**Estratto documento:**
All’inizio del secolo scorso, la Germania, per i marxisti, appariva come il paese destinato alla vittoria del socialismo. Nel maggio 1918, mentre era in corso ancora la guerra, Lenin scriveva:

«La storia (...) ha seguito un cammino così originale che ha generato nel 1918 le due metà separate del socialismo, l’una accanto all’altra, proprio come due futuri pulcini sotto l’unica chioccia dell’imperialismo internazionale. La Germania e la Russia incarnano nel 1918, nel modo più evidente, la realizzazione materiale, da una parte, delle condizioni economiche produttive e sociali, e dall’altra, delle condizioni politiche del socialismo.

«Una rivoluzione proletaria vittoriosa in Germania, spezzerebbe subito, con enorme facilità, il guscio dell’imperialismo (...), assicurerebbe senz’altro, senza difficoltà oppure con difficoltà insignificanti, la vittoria del socialismo mondiale» (1).

Nel corso dei decenni precedenti, è proprio in Germania che le forze produttive erano cresciute più velocemente, trasformando il paese, in precedenza dominato dal contadiname, dall’artigianato e dalla piccola industria produttrice di chincaglieria a buon mercato, in una grande potenza industriale in cui regnava un capitalismo di Stato (nel senso di interconnessione del capitale e dello Stato) dalle gigantesche imprese; questa espansione l’aveva piazzata ai primi posti degli imperialismi mondiali (e in una traiettoria di collisione con l’imperialismo ancora dominante, ma già sulla via del declino, la Gran Bretagna).

E’ così che in questo paese, un proletariato in piena crescita (circa 12 milioni e mezzo nel 1907, secondo alcune stime) (2) aveva costruito nello spazio di una generazione, nella legalità e nell’illegalità, il più potente partito socialista del mondo, il Socialdemokratische Partei Deutschlands (SPD). Alla vigilia del 1914, l’SPD contava circa un milione di aderenti, i sindacati che controllava ne avevano due milioni e mezzo (i sindacati cristiani e padronali ne avevano circa un milione). Era, inoltre, il pilastro della Seconda Internazionale e Karl Kautsky, il responsabile della sua rivista teorica Die Neue Zeit, prima di diventare al momento della guerra il “rinnegato” fustigato dai bolscevichi, era stato il puntiglioso guardiano della teoria marxista, al punto da essere soprannominato il “papa rosso”: i socialisti di tutti i paesi, si diceva, ricevevano il suo responso sulle questioni più difficili di teoria e di programma con lo stesso rispetto dei cattolici quando venivano a conoscenza delle bolle del papa di Roma.

**Estratto dati:**
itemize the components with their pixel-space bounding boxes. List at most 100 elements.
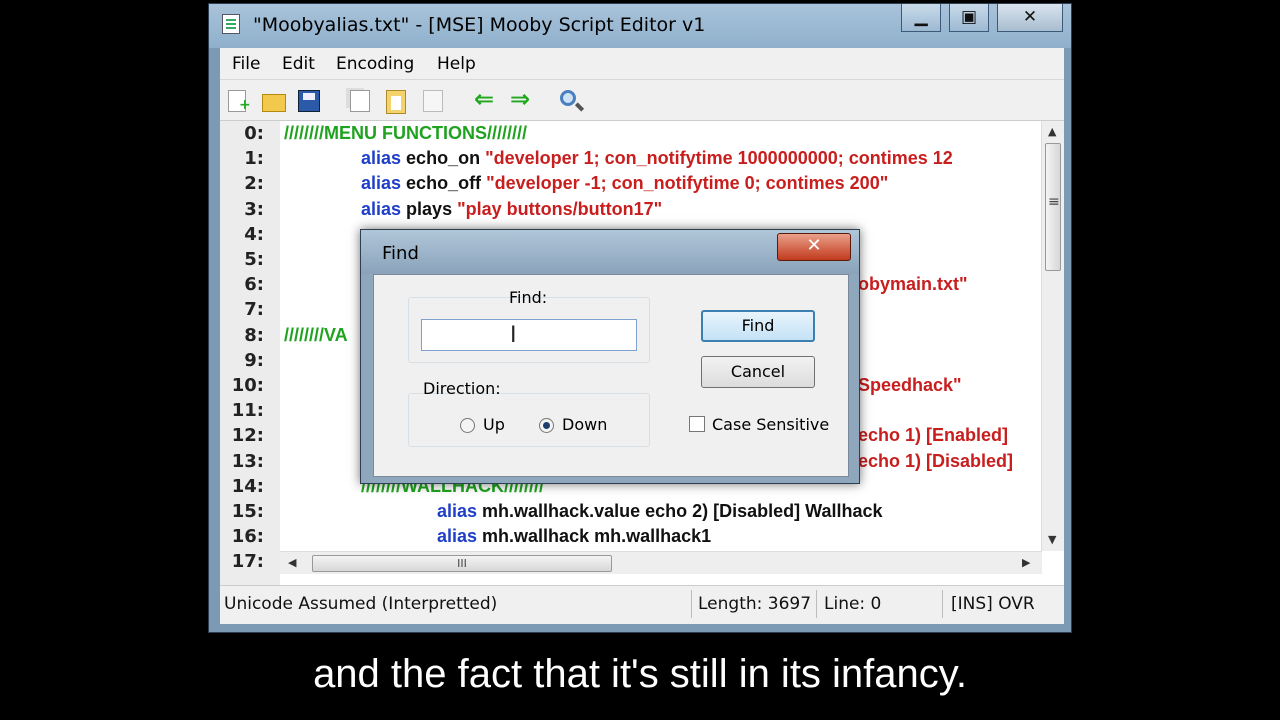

**Obiettivo:**
Stabilisci se le affermazioni seguenti concordano con il testo sul socialismo in Germania, rispondendo sì o no e citando testualmente le parole decisive.
1. Alla vigilia del 1914 l'SPD contava circa un milione di aderenti.
2. I sindacati controllati dall'SPD avevano circa un milione di iscritti.
3. La Gran Bretagna era descritta come un imperialismo in piena ascesa.

**Soluzione esercizio:**
1. Sì: "Alla vigilia del 1914, l’SPD contava circa un milione di aderenti".
2. No: "i sindacati che controllava ne avevano due milioni e mezzo".
3. No: "l’imperialismo ancora dominante, ma già sulla via del declino, la Gran Bretagna".